- OBJECTIVE
Using the data below, gather each line that includes the word "Hausgemachtes".

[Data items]
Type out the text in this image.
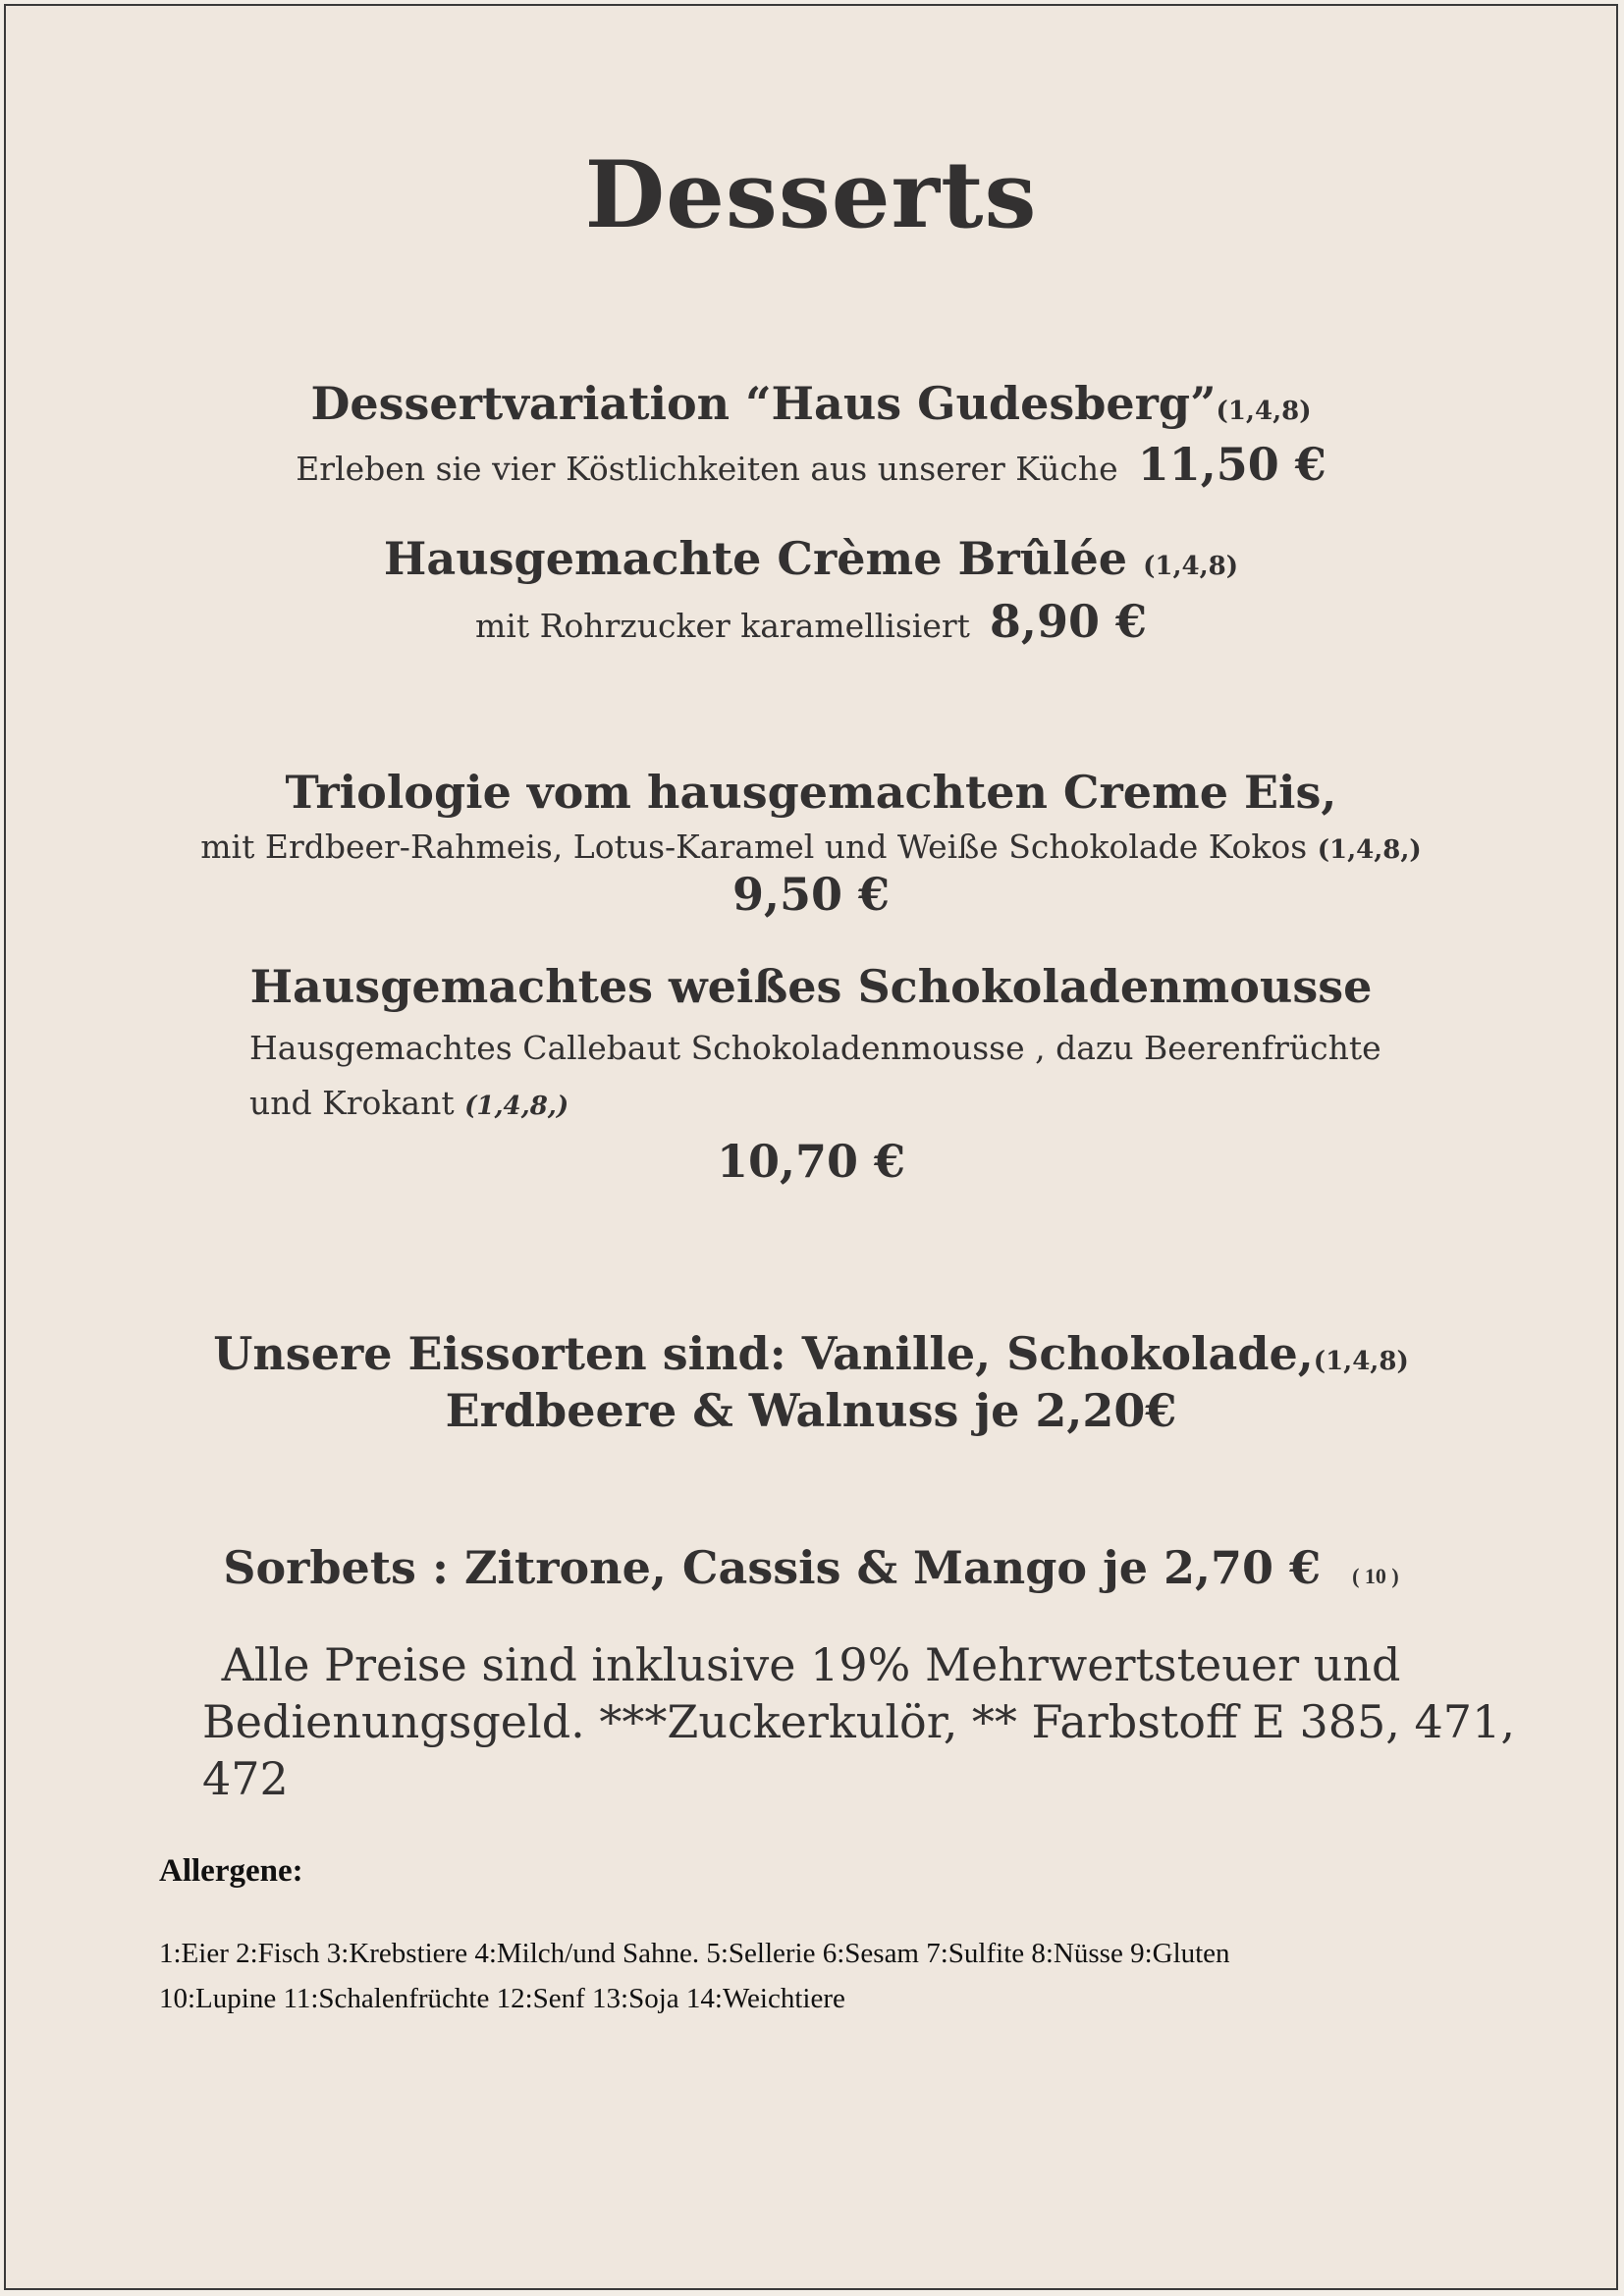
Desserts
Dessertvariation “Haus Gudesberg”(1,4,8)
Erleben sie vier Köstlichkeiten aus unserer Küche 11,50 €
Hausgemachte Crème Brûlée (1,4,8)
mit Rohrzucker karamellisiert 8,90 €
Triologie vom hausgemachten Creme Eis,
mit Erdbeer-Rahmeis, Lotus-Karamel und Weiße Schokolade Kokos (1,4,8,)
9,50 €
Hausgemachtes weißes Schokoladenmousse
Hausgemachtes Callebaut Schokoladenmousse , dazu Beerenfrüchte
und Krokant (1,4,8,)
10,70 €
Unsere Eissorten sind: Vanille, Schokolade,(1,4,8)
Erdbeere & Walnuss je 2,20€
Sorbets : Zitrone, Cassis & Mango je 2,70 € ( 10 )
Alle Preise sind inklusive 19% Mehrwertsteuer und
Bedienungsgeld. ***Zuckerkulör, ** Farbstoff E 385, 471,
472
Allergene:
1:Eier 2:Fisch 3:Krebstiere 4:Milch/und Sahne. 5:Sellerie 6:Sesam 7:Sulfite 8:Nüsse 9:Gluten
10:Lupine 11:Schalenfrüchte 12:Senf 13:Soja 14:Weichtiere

---

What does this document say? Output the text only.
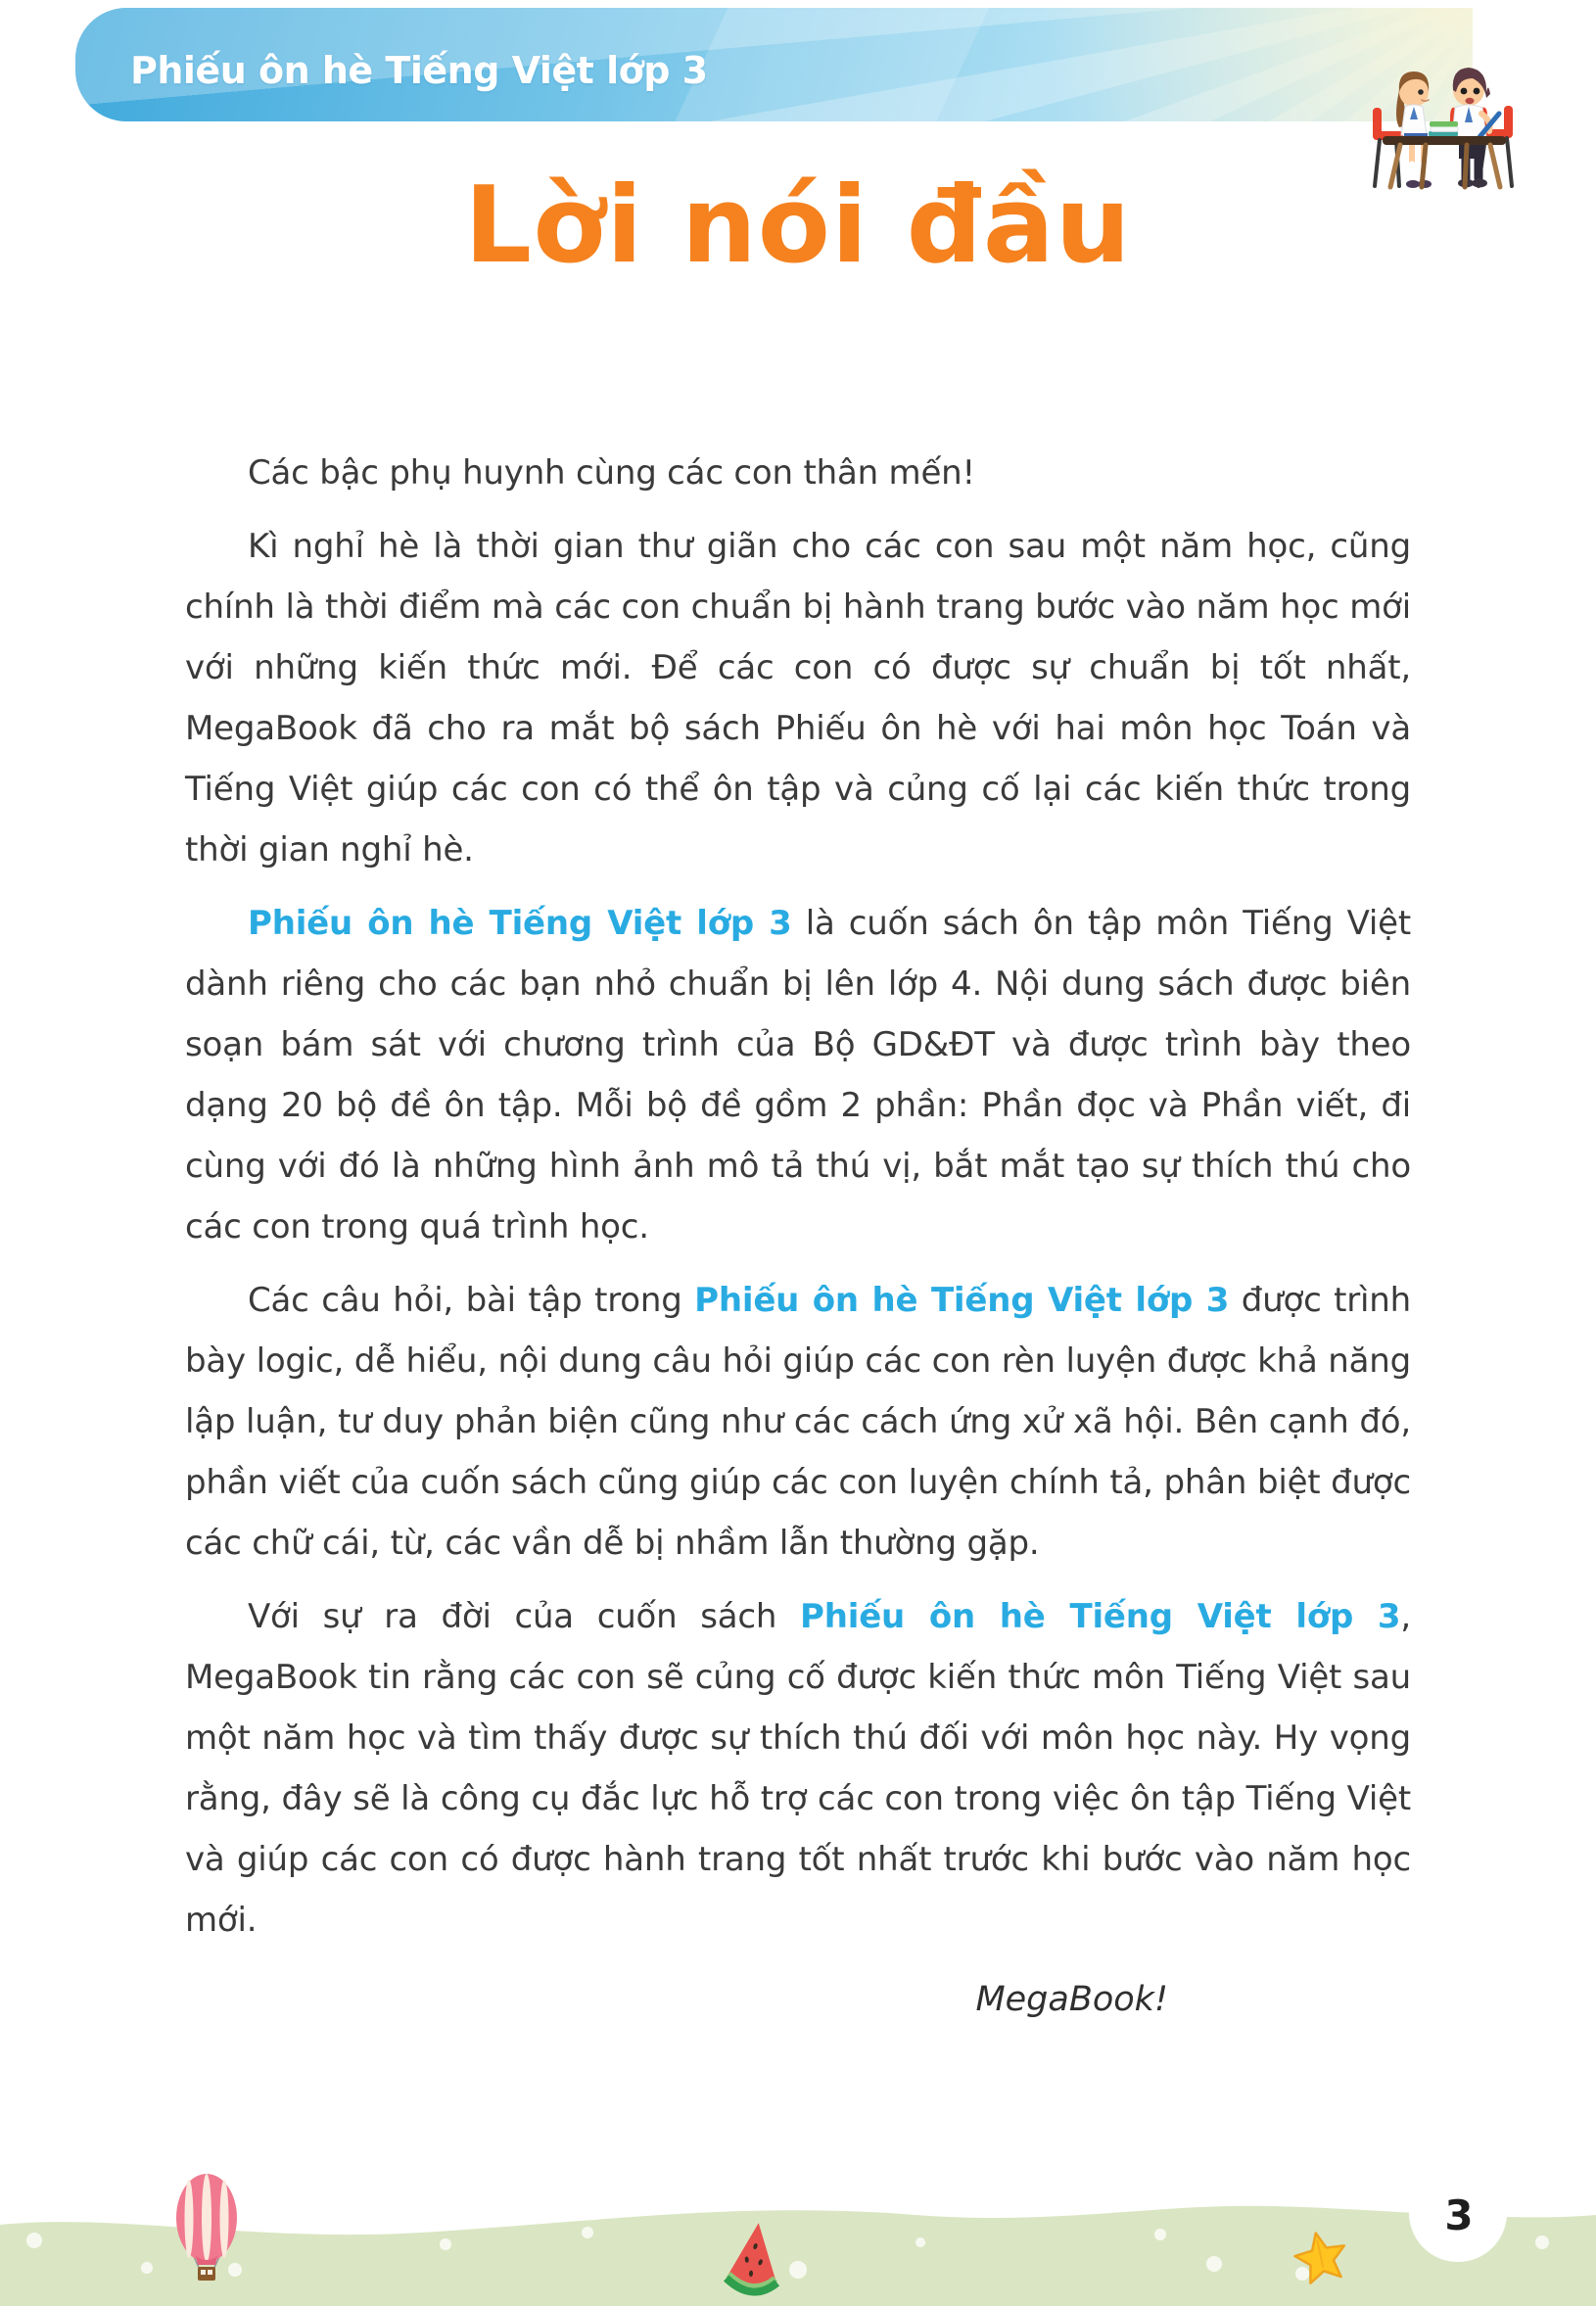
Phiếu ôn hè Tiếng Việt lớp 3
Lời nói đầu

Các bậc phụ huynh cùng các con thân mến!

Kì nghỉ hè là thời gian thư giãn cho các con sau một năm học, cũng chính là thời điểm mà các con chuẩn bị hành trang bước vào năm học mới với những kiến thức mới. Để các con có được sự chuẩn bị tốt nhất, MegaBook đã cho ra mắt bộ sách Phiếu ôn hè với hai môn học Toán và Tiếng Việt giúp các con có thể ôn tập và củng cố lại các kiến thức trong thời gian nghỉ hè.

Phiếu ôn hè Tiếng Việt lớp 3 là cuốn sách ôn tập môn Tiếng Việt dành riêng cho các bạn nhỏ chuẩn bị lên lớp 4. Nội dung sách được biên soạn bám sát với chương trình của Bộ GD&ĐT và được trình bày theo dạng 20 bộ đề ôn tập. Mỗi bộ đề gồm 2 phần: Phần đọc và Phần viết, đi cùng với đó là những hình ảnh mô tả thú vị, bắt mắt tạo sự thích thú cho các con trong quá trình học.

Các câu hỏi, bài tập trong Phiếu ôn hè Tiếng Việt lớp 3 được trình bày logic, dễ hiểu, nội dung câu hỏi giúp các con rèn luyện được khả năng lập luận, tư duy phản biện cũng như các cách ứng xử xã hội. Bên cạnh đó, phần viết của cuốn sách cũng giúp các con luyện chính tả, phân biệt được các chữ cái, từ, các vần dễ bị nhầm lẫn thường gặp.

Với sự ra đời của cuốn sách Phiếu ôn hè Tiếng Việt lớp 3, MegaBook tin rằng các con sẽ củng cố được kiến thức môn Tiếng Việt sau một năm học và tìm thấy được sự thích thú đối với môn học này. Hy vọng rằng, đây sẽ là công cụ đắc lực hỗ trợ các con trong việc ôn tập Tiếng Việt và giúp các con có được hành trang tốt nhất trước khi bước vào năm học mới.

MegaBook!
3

- SOLUTION
Hausgemachtes weißes Schokoladenmousse
Hausgemachtes Callebaut Schokoladenmousse , dazu Beerenfrüchte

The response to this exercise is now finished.